**Exercise objective:**
Reproduce each line exactly. Skip none.

**Provided data:**
++++

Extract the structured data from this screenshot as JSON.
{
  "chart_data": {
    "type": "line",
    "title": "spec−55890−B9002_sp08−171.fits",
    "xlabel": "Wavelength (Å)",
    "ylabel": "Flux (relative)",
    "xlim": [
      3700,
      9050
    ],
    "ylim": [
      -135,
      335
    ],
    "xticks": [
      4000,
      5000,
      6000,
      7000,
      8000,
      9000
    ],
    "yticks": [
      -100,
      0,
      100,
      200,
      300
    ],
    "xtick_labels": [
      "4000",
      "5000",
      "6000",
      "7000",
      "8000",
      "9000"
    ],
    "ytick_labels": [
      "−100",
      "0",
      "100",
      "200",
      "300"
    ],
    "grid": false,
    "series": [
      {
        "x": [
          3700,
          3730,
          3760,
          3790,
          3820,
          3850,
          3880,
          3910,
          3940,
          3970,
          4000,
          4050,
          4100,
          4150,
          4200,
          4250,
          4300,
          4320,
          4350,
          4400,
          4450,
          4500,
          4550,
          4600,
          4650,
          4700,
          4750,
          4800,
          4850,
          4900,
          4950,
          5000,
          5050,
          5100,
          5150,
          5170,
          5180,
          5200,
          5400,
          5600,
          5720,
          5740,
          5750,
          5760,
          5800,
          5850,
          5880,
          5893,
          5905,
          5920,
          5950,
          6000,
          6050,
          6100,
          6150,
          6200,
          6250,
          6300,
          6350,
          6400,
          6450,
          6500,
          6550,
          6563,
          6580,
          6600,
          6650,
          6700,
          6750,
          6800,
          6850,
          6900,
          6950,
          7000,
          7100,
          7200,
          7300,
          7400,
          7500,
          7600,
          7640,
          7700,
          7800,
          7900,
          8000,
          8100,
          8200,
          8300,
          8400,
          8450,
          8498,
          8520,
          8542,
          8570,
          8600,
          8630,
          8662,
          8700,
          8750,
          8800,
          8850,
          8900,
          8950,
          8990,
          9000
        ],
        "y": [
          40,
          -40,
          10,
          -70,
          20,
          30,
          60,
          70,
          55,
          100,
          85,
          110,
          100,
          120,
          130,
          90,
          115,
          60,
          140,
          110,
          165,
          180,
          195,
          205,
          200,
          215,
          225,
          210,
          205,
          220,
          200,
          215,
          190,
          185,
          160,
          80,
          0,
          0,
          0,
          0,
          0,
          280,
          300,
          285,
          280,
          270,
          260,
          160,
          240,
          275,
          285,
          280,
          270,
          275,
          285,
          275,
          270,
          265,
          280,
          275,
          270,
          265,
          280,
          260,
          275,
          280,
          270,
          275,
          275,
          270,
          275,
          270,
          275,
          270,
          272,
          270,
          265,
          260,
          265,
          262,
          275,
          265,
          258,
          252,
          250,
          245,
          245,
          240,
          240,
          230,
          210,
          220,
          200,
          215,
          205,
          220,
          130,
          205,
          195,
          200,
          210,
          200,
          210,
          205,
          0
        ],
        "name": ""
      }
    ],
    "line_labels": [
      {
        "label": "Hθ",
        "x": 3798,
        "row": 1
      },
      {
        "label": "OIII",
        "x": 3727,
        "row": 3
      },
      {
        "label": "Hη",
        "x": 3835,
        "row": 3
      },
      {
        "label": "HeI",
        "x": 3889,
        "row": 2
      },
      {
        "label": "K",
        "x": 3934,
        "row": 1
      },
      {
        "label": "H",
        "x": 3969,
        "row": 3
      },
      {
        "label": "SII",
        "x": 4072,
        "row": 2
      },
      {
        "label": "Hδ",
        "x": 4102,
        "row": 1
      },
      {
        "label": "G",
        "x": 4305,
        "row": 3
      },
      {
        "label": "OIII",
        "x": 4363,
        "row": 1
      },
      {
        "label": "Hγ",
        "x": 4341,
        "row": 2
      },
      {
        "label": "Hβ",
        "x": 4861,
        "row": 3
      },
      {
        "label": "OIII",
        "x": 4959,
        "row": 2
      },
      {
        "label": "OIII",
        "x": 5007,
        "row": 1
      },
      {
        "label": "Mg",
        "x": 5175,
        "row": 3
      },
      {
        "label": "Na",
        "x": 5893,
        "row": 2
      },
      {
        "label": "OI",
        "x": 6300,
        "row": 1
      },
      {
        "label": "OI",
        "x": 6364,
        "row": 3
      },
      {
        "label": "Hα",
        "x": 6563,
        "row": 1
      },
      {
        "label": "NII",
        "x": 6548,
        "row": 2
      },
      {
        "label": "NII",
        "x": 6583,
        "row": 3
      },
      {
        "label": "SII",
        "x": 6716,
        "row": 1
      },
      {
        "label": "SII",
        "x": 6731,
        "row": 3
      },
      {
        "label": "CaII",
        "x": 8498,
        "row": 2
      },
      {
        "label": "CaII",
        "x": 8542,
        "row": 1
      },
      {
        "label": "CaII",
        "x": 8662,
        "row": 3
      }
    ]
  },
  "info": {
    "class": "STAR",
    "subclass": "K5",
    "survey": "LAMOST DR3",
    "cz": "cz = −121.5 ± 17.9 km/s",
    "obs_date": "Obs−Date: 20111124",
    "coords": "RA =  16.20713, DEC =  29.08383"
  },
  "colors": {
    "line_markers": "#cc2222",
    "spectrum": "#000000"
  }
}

++++

**Result below:**
Extract the structured data from this screenshot as JSON.
{
  "chart_data": {
    "type": "line",
    "title": "spec−55890−B9002_sp08−171.fits",
    "xlabel": "Wavelength (Å)",
    "ylabel": "Flux (relative)",
    "xlim": [
      3700,
      9050
    ],
    "ylim": [
      -135,
      335
    ],
    "xticks": [
      4000,
      5000,
      6000,
      7000,
      8000,
      9000
    ],
    "yticks": [
      -100,
      0,
      100,
      200,
      300
    ],
    "xtick_labels": [
      "4000",
      "5000",
      "6000",
      "7000",
      "8000",
      "9000"
    ],
    "ytick_labels": [
      "−100",
      "0",
      "100",
      "200",
      "300"
    ],
    "grid": false,
    "series": [
      {
        "x": [
          3700,
          3730,
          3760,
          3790,
          3820,
          3850,
          3880,
          3910,
          3940,
          3970,
          4000,
          4050,
          4100,
          4150,
          4200,
          4250,
          4300,
          4320,
          4350,
          4400,
          4450,
          4500,
          4550,
          4600,
          4650,
          4700,
          4750,
          4800,
          4850,
          4900,
          4950,
          5000,
          5050,
          5100,
          5150,
          5170,
          5180,
          5200,
          5400,
          5600,
          5720,
          5740,
          5750,
          5760,
          5800,
          5850,
          5880,
          5893,
          5905,
          5920,
          5950,
          6000,
          6050,
          6100,
          6150,
          6200,
          6250,
          6300,
          6350,
          6400,
          6450,
          6500,
          6550,
          6563,
          6580,
          6600,
          6650,
          6700,
          6750,
          6800,
          6850,
          6900,
          6950,
          7000,
          7100,
          7200,
          7300,
          7400,
          7500,
          7600,
          7640,
          7700,
          7800,
          7900,
          8000,
          8100,
          8200,
          8300,
          8400,
          8450,
          8498,
          8520,
          8542,
          8570,
          8600,
          8630,
          8662,
          8700,
          8750,
          8800,
          8850,
          8900,
          8950,
          8990,
          9000
        ],
        "y": [
          40,
          -40,
          10,
          -70,
          20,
          30,
          60,
          70,
          55,
          100,
          85,
          110,
          100,
          120,
          130,
          90,
          115,
          60,
          140,
          110,
          165,
          180,
          195,
          205,
          200,
          215,
          225,
          210,
          205,
          220,
          200,
          215,
          190,
          185,
          160,
          80,
          0,
          0,
          0,
          0,
          0,
          280,
          300,
          285,
          280,
          270,
          260,
          160,
          240,
          275,
          285,
          280,
          270,
          275,
          285,
          275,
          270,
          265,
          280,
          275,
          270,
          265,
          280,
          260,
          275,
          280,
          270,
          275,
          275,
          270,
          275,
          270,
          275,
          270,
          272,
          270,
          265,
          260,
          265,
          262,
          275,
          265,
          258,
          252,
          250,
          245,
          245,
          240,
          240,
          230,
          210,
          220,
          200,
          215,
          205,
          220,
          130,
          205,
          195,
          200,
          210,
          200,
          210,
          205,
          0
        ],
        "name": ""
      }
    ],
    "line_labels": [
      {
        "label": "Hθ",
        "x": 3798,
        "row": 1
      },
      {
        "label": "OIII",
        "x": 3727,
        "row": 3
      },
      {
        "label": "Hη",
        "x": 3835,
        "row": 3
      },
      {
        "label": "HeI",
        "x": 3889,
        "row": 2
      },
      {
        "label": "K",
        "x": 3934,
        "row": 1
      },
      {
        "label": "H",
        "x": 3969,
        "row": 3
      },
      {
        "label": "SII",
        "x": 4072,
        "row": 2
      },
      {
        "label": "Hδ",
        "x": 4102,
        "row": 1
      },
      {
        "label": "G",
        "x": 4305,
        "row": 3
      },
      {
        "label": "OIII",
        "x": 4363,
        "row": 1
      },
      {
        "label": "Hγ",
        "x": 4341,
        "row": 2
      },
      {
        "label": "Hβ",
        "x": 4861,
        "row": 3
      },
      {
        "label": "OIII",
        "x": 4959,
        "row": 2
      },
      {
        "label": "OIII",
        "x": 5007,
        "row": 1
      },
      {
        "label": "Mg",
        "x": 5175,
        "row": 3
      },
      {
        "label": "Na",
        "x": 5893,
        "row": 2
      },
      {
        "label": "OI",
        "x": 6300,
        "row": 1
      },
      {
        "label": "OI",
        "x": 6364,
        "row": 3
      },
      {
        "label": "Hα",
        "x": 6563,
        "row": 1
      },
      {
        "label": "NII",
        "x": 6548,
        "row": 2
      },
      {
        "label": "NII",
        "x": 6583,
        "row": 3
      },
      {
        "label": "SII",
        "x": 6716,
        "row": 1
      },
      {
        "label": "SII",
        "x": 6731,
        "row": 3
      },
      {
        "label": "CaII",
        "x": 8498,
        "row": 2
      },
      {
        "label": "CaII",
        "x": 8542,
        "row": 1
      },
      {
        "label": "CaII",
        "x": 8662,
        "row": 3
      }
    ]
  },
  "info": {
    "class": "STAR",
    "subclass": "K5",
    "survey": "LAMOST DR3",
    "cz": "cz = −121.5 ± 17.9 km/s",
    "obs_date": "Obs−Date: 20111124",
    "coords": "RA =  16.20713, DEC =  29.08383"
  },
  "colors": {
    "line_markers": "#cc2222",
    "spectrum": "#000000"
  }
}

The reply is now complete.